Dataset entries on figures
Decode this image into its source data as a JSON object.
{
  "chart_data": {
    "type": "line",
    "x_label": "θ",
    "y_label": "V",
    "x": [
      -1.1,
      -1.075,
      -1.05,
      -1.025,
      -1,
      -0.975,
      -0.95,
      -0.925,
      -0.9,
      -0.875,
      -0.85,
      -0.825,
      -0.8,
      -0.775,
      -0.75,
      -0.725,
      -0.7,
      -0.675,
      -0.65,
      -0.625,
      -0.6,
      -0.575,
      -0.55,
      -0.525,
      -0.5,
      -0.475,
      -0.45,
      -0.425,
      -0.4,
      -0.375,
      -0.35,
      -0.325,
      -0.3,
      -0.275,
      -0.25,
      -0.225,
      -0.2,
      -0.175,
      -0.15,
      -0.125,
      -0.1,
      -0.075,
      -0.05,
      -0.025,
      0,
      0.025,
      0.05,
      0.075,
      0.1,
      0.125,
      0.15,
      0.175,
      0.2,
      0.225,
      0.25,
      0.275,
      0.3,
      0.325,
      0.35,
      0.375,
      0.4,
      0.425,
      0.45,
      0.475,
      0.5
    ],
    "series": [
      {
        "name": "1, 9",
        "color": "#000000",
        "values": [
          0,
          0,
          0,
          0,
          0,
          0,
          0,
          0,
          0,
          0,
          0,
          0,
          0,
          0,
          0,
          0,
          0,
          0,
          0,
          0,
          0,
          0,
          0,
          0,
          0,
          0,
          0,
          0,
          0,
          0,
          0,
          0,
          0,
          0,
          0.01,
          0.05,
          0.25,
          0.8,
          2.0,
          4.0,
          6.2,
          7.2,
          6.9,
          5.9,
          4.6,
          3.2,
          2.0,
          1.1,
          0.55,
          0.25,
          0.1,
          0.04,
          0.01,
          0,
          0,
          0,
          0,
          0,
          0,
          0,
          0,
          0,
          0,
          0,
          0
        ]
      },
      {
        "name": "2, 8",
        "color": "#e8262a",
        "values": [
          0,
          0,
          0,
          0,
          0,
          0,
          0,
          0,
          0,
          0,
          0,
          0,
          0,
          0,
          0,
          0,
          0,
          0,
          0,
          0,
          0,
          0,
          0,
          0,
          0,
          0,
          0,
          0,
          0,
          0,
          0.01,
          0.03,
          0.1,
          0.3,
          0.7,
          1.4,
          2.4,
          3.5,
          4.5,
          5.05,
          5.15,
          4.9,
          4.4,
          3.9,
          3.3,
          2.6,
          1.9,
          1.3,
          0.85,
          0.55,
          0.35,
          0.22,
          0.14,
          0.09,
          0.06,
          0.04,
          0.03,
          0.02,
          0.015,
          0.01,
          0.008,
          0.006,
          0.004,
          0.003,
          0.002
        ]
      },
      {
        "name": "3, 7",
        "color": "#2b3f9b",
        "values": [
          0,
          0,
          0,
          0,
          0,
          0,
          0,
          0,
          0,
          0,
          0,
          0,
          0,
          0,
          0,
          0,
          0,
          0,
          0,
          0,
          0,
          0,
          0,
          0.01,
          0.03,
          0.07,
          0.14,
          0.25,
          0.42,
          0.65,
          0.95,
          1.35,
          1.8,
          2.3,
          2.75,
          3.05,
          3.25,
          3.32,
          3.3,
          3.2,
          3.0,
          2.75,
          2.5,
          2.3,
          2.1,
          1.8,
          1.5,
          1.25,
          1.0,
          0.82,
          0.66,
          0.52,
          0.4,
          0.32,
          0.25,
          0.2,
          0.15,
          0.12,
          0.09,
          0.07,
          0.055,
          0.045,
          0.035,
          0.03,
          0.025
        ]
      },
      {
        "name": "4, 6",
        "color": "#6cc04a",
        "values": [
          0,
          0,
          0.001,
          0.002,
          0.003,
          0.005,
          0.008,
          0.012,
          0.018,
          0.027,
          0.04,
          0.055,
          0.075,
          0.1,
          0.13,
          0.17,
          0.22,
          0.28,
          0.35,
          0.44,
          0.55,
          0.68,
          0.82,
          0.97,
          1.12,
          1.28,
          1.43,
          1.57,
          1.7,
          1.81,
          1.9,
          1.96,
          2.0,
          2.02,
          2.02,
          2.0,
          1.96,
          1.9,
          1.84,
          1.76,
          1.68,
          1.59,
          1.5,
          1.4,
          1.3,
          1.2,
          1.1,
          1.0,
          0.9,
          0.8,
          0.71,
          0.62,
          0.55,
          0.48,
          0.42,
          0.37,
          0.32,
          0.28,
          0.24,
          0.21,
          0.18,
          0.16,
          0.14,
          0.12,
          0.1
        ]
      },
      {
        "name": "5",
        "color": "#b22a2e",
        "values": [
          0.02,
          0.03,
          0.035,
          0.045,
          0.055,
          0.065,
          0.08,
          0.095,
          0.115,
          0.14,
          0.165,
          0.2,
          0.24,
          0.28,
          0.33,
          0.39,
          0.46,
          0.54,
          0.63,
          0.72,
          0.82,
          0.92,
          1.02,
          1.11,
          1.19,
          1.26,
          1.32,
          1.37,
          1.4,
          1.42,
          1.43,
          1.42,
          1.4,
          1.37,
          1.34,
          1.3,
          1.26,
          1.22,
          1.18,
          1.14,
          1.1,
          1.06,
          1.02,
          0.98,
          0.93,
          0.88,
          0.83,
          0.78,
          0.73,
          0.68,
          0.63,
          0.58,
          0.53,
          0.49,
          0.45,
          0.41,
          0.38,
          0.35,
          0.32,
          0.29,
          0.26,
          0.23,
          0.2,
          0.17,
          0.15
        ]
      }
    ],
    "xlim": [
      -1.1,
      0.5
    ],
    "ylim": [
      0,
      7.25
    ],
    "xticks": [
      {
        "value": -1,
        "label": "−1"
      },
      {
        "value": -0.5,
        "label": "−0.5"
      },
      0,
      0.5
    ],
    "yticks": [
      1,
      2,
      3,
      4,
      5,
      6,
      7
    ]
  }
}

**Instructions for the task**. Return the listing above word for word.

**Correct answer**.
Decode this image into its source data as a JSON object.
{
  "chart_data": {
    "type": "line",
    "x_label": "θ",
    "y_label": "V",
    "x": [
      -1.1,
      -1.075,
      -1.05,
      -1.025,
      -1,
      -0.975,
      -0.95,
      -0.925,
      -0.9,
      -0.875,
      -0.85,
      -0.825,
      -0.8,
      -0.775,
      -0.75,
      -0.725,
      -0.7,
      -0.675,
      -0.65,
      -0.625,
      -0.6,
      -0.575,
      -0.55,
      -0.525,
      -0.5,
      -0.475,
      -0.45,
      -0.425,
      -0.4,
      -0.375,
      -0.35,
      -0.325,
      -0.3,
      -0.275,
      -0.25,
      -0.225,
      -0.2,
      -0.175,
      -0.15,
      -0.125,
      -0.1,
      -0.075,
      -0.05,
      -0.025,
      0,
      0.025,
      0.05,
      0.075,
      0.1,
      0.125,
      0.15,
      0.175,
      0.2,
      0.225,
      0.25,
      0.275,
      0.3,
      0.325,
      0.35,
      0.375,
      0.4,
      0.425,
      0.45,
      0.475,
      0.5
    ],
    "series": [
      {
        "name": "1, 9",
        "color": "#000000",
        "values": [
          0,
          0,
          0,
          0,
          0,
          0,
          0,
          0,
          0,
          0,
          0,
          0,
          0,
          0,
          0,
          0,
          0,
          0,
          0,
          0,
          0,
          0,
          0,
          0,
          0,
          0,
          0,
          0,
          0,
          0,
          0,
          0,
          0,
          0,
          0.01,
          0.05,
          0.25,
          0.8,
          2.0,
          4.0,
          6.2,
          7.2,
          6.9,
          5.9,
          4.6,
          3.2,
          2.0,
          1.1,
          0.55,
          0.25,
          0.1,
          0.04,
          0.01,
          0,
          0,
          0,
          0,
          0,
          0,
          0,
          0,
          0,
          0,
          0,
          0
        ]
      },
      {
        "name": "2, 8",
        "color": "#e8262a",
        "values": [
          0,
          0,
          0,
          0,
          0,
          0,
          0,
          0,
          0,
          0,
          0,
          0,
          0,
          0,
          0,
          0,
          0,
          0,
          0,
          0,
          0,
          0,
          0,
          0,
          0,
          0,
          0,
          0,
          0,
          0,
          0.01,
          0.03,
          0.1,
          0.3,
          0.7,
          1.4,
          2.4,
          3.5,
          4.5,
          5.05,
          5.15,
          4.9,
          4.4,
          3.9,
          3.3,
          2.6,
          1.9,
          1.3,
          0.85,
          0.55,
          0.35,
          0.22,
          0.14,
          0.09,
          0.06,
          0.04,
          0.03,
          0.02,
          0.015,
          0.01,
          0.008,
          0.006,
          0.004,
          0.003,
          0.002
        ]
      },
      {
        "name": "3, 7",
        "color": "#2b3f9b",
        "values": [
          0,
          0,
          0,
          0,
          0,
          0,
          0,
          0,
          0,
          0,
          0,
          0,
          0,
          0,
          0,
          0,
          0,
          0,
          0,
          0,
          0,
          0,
          0,
          0.01,
          0.03,
          0.07,
          0.14,
          0.25,
          0.42,
          0.65,
          0.95,
          1.35,
          1.8,
          2.3,
          2.75,
          3.05,
          3.25,
          3.32,
          3.3,
          3.2,
          3.0,
          2.75,
          2.5,
          2.3,
          2.1,
          1.8,
          1.5,
          1.25,
          1.0,
          0.82,
          0.66,
          0.52,
          0.4,
          0.32,
          0.25,
          0.2,
          0.15,
          0.12,
          0.09,
          0.07,
          0.055,
          0.045,
          0.035,
          0.03,
          0.025
        ]
      },
      {
        "name": "4, 6",
        "color": "#6cc04a",
        "values": [
          0,
          0,
          0.001,
          0.002,
          0.003,
          0.005,
          0.008,
          0.012,
          0.018,
          0.027,
          0.04,
          0.055,
          0.075,
          0.1,
          0.13,
          0.17,
          0.22,
          0.28,
          0.35,
          0.44,
          0.55,
          0.68,
          0.82,
          0.97,
          1.12,
          1.28,
          1.43,
          1.57,
          1.7,
          1.81,
          1.9,
          1.96,
          2.0,
          2.02,
          2.02,
          2.0,
          1.96,
          1.9,
          1.84,
          1.76,
          1.68,
          1.59,
          1.5,
          1.4,
          1.3,
          1.2,
          1.1,
          1.0,
          0.9,
          0.8,
          0.71,
          0.62,
          0.55,
          0.48,
          0.42,
          0.37,
          0.32,
          0.28,
          0.24,
          0.21,
          0.18,
          0.16,
          0.14,
          0.12,
          0.1
        ]
      },
      {
        "name": "5",
        "color": "#b22a2e",
        "values": [
          0.02,
          0.03,
          0.035,
          0.045,
          0.055,
          0.065,
          0.08,
          0.095,
          0.115,
          0.14,
          0.165,
          0.2,
          0.24,
          0.28,
          0.33,
          0.39,
          0.46,
          0.54,
          0.63,
          0.72,
          0.82,
          0.92,
          1.02,
          1.11,
          1.19,
          1.26,
          1.32,
          1.37,
          1.4,
          1.42,
          1.43,
          1.42,
          1.4,
          1.37,
          1.34,
          1.3,
          1.26,
          1.22,
          1.18,
          1.14,
          1.1,
          1.06,
          1.02,
          0.98,
          0.93,
          0.88,
          0.83,
          0.78,
          0.73,
          0.68,
          0.63,
          0.58,
          0.53,
          0.49,
          0.45,
          0.41,
          0.38,
          0.35,
          0.32,
          0.29,
          0.26,
          0.23,
          0.2,
          0.17,
          0.15
        ]
      }
    ],
    "xlim": [
      -1.1,
      0.5
    ],
    "ylim": [
      0,
      7.25
    ],
    "xticks": [
      {
        "value": -1,
        "label": "−1"
      },
      {
        "value": -0.5,
        "label": "−0.5"
      },
      0,
      0.5
    ],
    "yticks": [
      1,
      2,
      3,
      4,
      5,
      6,
      7
    ]
  }
}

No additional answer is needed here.